:: Supplied records ::
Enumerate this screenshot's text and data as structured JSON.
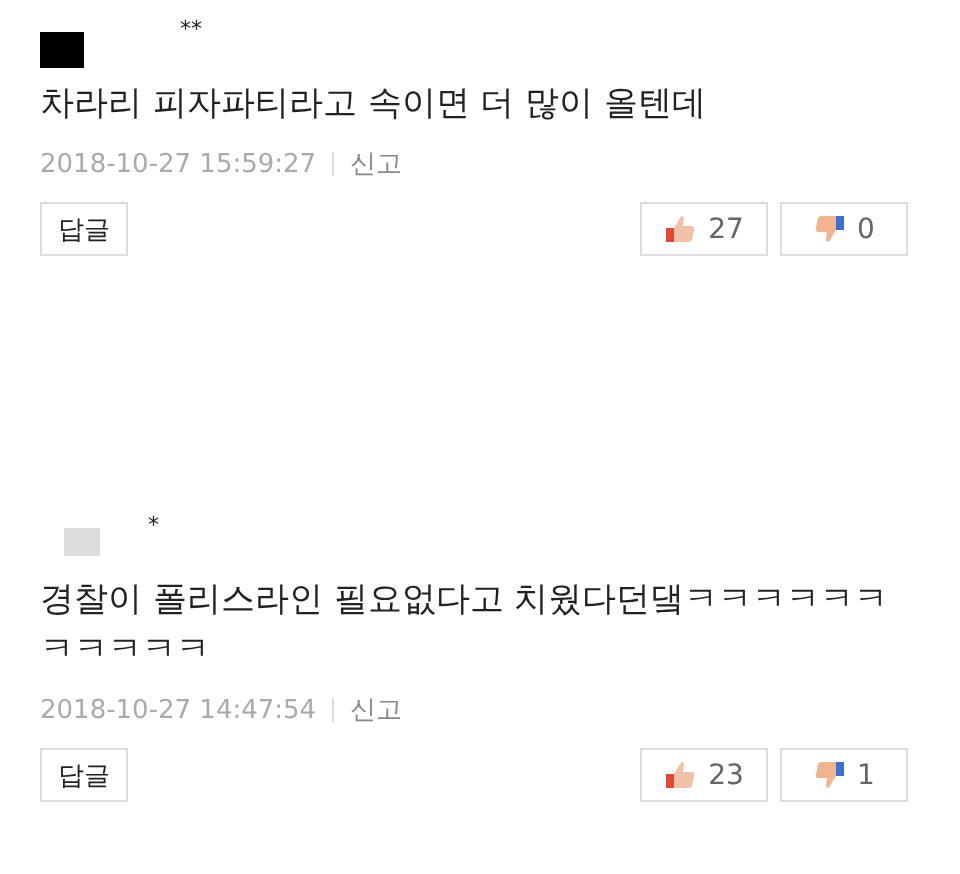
{
  "comments": [
    {
      "author": "**",
      "color": "#000000",
      "body": "차라리 피자파티라고 속이면 더 많이 올텐데",
      "date": "2018-10-27 15:59:27",
      "report": "신고",
      "reply": "답글",
      "likes": "27",
      "dislikes": "0"
    },
    {
      "author": "*",
      "color": "#dddddd",
      "body": "경찰이 폴리스라인 필요없다고 치웠다던댘ㅋㅋㅋㅋㅋㅋㅋㅋㅋㅋㅋ",
      "date": "2018-10-27 14:47:54",
      "report": "신고",
      "reply": "답글",
      "likes": "23",
      "dislikes": "1"
    }
  ]
}
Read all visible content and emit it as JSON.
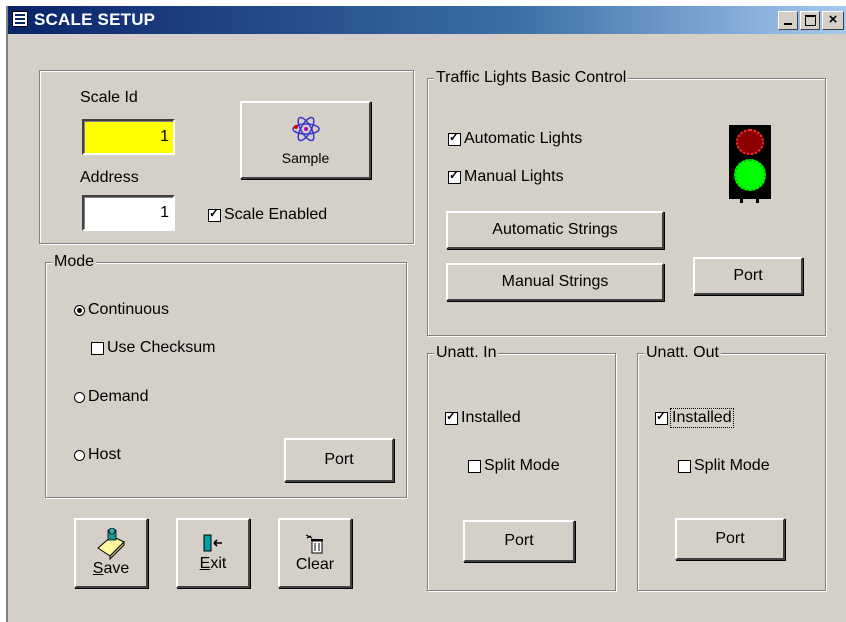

:: Your task ::
Every line above should be returned word for word, with the pictures left behind.

:: Result ::
Enumerate this screenshot's text and data as structured JSON.
{
  "comments": [
    {
      "author": "**",
      "color": "#000000",
      "body": "차라리 피자파티라고 속이면 더 많이 올텐데",
      "date": "2018-10-27 15:59:27",
      "report": "신고",
      "reply": "답글",
      "likes": "27",
      "dislikes": "0"
    },
    {
      "author": "*",
      "color": "#dddddd",
      "body": "경찰이 폴리스라인 필요없다고 치웠다던댘ㅋㅋㅋㅋㅋㅋㅋㅋㅋㅋㅋ",
      "date": "2018-10-27 14:47:54",
      "report": "신고",
      "reply": "답글",
      "likes": "23",
      "dislikes": "1"
    }
  ]
}
Read all visible content and emit it as JSON.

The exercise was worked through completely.